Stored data
■ ■ ■ ■ ■

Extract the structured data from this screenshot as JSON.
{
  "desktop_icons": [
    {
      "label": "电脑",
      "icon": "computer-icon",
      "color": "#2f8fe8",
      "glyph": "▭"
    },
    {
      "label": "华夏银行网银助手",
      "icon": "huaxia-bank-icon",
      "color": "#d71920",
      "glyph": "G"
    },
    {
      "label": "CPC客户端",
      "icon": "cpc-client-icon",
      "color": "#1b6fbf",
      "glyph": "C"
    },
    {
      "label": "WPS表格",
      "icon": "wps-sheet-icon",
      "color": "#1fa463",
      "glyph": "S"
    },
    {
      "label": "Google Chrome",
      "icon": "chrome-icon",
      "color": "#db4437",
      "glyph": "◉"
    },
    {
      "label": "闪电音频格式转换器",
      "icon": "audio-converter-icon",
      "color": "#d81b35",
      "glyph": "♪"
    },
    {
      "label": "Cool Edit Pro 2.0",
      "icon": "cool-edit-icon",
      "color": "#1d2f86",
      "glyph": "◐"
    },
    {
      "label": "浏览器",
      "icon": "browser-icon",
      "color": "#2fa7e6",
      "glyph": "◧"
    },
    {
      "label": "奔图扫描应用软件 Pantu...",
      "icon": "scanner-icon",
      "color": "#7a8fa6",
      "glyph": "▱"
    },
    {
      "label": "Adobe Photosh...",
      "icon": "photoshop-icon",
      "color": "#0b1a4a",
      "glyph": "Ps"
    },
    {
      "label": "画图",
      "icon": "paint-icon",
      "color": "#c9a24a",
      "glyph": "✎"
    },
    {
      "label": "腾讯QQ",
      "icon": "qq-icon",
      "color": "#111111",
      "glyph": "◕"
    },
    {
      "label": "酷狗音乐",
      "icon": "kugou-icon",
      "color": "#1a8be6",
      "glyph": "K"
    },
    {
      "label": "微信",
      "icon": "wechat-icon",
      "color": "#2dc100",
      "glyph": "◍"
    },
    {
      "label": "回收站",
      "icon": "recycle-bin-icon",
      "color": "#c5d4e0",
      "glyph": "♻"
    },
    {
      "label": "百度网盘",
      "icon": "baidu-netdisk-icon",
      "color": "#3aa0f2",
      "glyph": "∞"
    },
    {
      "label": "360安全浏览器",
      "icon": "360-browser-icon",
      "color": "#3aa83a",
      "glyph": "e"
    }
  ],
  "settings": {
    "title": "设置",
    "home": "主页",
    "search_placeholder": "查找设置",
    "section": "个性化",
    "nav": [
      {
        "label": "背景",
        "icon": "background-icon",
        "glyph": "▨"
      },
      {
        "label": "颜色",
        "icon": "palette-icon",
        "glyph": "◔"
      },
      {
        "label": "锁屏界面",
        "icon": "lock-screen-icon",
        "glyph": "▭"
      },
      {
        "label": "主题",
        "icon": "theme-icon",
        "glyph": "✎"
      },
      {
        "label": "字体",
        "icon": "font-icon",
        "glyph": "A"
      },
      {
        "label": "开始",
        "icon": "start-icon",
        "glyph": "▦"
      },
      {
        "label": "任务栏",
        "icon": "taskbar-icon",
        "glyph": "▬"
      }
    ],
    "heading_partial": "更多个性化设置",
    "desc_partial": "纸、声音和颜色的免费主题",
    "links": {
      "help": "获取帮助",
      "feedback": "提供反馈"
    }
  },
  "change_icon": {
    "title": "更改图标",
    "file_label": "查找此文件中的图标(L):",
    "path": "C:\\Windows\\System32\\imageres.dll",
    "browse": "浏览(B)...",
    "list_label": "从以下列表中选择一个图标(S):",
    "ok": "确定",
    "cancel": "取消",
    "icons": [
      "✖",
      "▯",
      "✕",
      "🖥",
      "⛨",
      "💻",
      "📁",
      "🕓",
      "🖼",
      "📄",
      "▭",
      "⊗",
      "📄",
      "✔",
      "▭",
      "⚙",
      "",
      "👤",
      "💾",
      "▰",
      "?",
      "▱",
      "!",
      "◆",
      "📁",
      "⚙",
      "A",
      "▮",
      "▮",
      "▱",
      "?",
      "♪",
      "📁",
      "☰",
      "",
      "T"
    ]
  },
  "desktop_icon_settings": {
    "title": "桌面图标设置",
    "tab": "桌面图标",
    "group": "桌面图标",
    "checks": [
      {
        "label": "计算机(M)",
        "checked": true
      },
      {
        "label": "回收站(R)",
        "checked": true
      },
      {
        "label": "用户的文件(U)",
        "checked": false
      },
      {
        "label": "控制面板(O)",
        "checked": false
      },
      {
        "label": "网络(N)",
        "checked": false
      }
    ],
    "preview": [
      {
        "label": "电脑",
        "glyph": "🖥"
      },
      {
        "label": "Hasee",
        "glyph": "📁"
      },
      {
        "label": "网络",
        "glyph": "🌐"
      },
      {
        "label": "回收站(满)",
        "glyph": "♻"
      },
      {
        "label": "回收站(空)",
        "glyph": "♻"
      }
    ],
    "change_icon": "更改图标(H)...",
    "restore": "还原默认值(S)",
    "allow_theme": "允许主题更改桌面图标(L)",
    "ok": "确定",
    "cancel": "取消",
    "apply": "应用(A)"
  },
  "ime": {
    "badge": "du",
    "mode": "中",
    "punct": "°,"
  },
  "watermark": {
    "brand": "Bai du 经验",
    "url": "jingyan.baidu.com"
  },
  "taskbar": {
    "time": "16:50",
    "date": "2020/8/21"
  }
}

■ ■ ■ ■ ■

TASK DESCRIPTION: How many lines of the listing above include the word "baidu"? Reply with the number alone.

ANSWER TO THIS PROBLEM: 2